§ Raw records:
"""

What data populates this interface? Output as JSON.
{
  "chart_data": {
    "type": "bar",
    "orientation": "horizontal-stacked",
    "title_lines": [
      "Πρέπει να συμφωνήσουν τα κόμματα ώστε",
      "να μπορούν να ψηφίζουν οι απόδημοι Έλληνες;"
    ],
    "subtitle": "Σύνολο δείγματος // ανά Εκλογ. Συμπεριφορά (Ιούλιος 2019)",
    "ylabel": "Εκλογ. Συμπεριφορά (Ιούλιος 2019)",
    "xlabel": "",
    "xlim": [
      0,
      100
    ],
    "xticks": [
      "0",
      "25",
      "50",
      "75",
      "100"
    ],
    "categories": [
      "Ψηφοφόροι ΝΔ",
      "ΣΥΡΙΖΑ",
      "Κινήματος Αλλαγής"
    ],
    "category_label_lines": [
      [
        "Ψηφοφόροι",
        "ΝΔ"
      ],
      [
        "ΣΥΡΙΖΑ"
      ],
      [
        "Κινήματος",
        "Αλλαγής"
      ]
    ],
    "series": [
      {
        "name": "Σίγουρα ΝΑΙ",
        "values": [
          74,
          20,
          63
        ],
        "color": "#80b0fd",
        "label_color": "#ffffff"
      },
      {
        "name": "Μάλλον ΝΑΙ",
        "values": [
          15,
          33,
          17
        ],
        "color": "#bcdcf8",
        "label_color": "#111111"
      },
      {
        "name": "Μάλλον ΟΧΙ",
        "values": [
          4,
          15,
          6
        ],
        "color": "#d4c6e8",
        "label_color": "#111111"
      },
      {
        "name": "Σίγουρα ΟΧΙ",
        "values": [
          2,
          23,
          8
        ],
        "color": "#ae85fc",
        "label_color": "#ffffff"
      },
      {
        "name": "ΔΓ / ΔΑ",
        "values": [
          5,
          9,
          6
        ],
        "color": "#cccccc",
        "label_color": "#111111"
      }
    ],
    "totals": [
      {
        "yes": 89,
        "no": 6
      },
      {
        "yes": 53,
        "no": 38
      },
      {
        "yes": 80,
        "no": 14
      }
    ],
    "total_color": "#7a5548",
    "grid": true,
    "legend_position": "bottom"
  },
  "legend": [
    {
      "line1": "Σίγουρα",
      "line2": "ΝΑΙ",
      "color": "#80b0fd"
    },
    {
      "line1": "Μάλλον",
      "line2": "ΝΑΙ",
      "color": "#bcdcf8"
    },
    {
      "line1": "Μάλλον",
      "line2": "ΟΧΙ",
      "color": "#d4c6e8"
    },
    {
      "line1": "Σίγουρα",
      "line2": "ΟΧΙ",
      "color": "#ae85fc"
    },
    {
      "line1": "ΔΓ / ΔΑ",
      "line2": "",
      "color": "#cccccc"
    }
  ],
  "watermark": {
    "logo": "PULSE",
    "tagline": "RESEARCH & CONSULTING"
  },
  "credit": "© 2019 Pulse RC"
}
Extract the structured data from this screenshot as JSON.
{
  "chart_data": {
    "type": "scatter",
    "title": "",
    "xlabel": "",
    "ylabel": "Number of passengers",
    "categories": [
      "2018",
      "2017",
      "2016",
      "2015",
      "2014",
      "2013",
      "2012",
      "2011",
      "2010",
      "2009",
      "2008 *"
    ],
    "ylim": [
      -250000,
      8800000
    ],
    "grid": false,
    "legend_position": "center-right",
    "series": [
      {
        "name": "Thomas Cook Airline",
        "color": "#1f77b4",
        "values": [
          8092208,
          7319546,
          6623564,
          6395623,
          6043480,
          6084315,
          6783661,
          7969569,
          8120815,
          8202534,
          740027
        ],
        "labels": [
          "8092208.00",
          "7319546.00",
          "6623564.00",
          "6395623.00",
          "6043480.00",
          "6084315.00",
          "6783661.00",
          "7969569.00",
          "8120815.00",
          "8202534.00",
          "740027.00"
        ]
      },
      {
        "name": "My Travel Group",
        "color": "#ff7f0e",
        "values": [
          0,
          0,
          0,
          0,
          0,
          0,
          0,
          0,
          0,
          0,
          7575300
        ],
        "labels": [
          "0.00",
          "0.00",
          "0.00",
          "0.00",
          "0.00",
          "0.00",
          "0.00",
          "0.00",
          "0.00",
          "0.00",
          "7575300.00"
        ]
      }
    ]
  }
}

"""

Print every entry exactly as written.

What data populates this interface? Output as JSON.
{
  "chart_data": {
    "type": "bar",
    "orientation": "horizontal-stacked",
    "title_lines": [
      "Πρέπει να συμφωνήσουν τα κόμματα ώστε",
      "να μπορούν να ψηφίζουν οι απόδημοι Έλληνες;"
    ],
    "subtitle": "Σύνολο δείγματος // ανά Εκλογ. Συμπεριφορά (Ιούλιος 2019)",
    "ylabel": "Εκλογ. Συμπεριφορά (Ιούλιος 2019)",
    "xlabel": "",
    "xlim": [
      0,
      100
    ],
    "xticks": [
      "0",
      "25",
      "50",
      "75",
      "100"
    ],
    "categories": [
      "Ψηφοφόροι ΝΔ",
      "ΣΥΡΙΖΑ",
      "Κινήματος Αλλαγής"
    ],
    "category_label_lines": [
      [
        "Ψηφοφόροι",
        "ΝΔ"
      ],
      [
        "ΣΥΡΙΖΑ"
      ],
      [
        "Κινήματος",
        "Αλλαγής"
      ]
    ],
    "series": [
      {
        "name": "Σίγουρα ΝΑΙ",
        "values": [
          74,
          20,
          63
        ],
        "color": "#80b0fd",
        "label_color": "#ffffff"
      },
      {
        "name": "Μάλλον ΝΑΙ",
        "values": [
          15,
          33,
          17
        ],
        "color": "#bcdcf8",
        "label_color": "#111111"
      },
      {
        "name": "Μάλλον ΟΧΙ",
        "values": [
          4,
          15,
          6
        ],
        "color": "#d4c6e8",
        "label_color": "#111111"
      },
      {
        "name": "Σίγουρα ΟΧΙ",
        "values": [
          2,
          23,
          8
        ],
        "color": "#ae85fc",
        "label_color": "#ffffff"
      },
      {
        "name": "ΔΓ / ΔΑ",
        "values": [
          5,
          9,
          6
        ],
        "color": "#cccccc",
        "label_color": "#111111"
      }
    ],
    "totals": [
      {
        "yes": 89,
        "no": 6
      },
      {
        "yes": 53,
        "no": 38
      },
      {
        "yes": 80,
        "no": 14
      }
    ],
    "total_color": "#7a5548",
    "grid": true,
    "legend_position": "bottom"
  },
  "legend": [
    {
      "line1": "Σίγουρα",
      "line2": "ΝΑΙ",
      "color": "#80b0fd"
    },
    {
      "line1": "Μάλλον",
      "line2": "ΝΑΙ",
      "color": "#bcdcf8"
    },
    {
      "line1": "Μάλλον",
      "line2": "ΟΧΙ",
      "color": "#d4c6e8"
    },
    {
      "line1": "Σίγουρα",
      "line2": "ΟΧΙ",
      "color": "#ae85fc"
    },
    {
      "line1": "ΔΓ / ΔΑ",
      "line2": "",
      "color": "#cccccc"
    }
  ],
  "watermark": {
    "logo": "PULSE",
    "tagline": "RESEARCH & CONSULTING"
  },
  "credit": "© 2019 Pulse RC"
}
Extract the structured data from this screenshot as JSON.
{
  "chart_data": {
    "type": "scatter",
    "title": "",
    "xlabel": "",
    "ylabel": "Number of passengers",
    "categories": [
      "2018",
      "2017",
      "2016",
      "2015",
      "2014",
      "2013",
      "2012",
      "2011",
      "2010",
      "2009",
      "2008 *"
    ],
    "ylim": [
      -250000,
      8800000
    ],
    "grid": false,
    "legend_position": "center-right",
    "series": [
      {
        "name": "Thomas Cook Airline",
        "color": "#1f77b4",
        "values": [
          8092208,
          7319546,
          6623564,
          6395623,
          6043480,
          6084315,
          6783661,
          7969569,
          8120815,
          8202534,
          740027
        ],
        "labels": [
          "8092208.00",
          "7319546.00",
          "6623564.00",
          "6395623.00",
          "6043480.00",
          "6084315.00",
          "6783661.00",
          "7969569.00",
          "8120815.00",
          "8202534.00",
          "740027.00"
        ]
      },
      {
        "name": "My Travel Group",
        "color": "#ff7f0e",
        "values": [
          0,
          0,
          0,
          0,
          0,
          0,
          0,
          0,
          0,
          0,
          7575300
        ],
        "labels": [
          "0.00",
          "0.00",
          "0.00",
          "0.00",
          "0.00",
          "0.00",
          "0.00",
          "0.00",
          "0.00",
          "0.00",
          "7575300.00"
        ]
      }
    ]
  }
}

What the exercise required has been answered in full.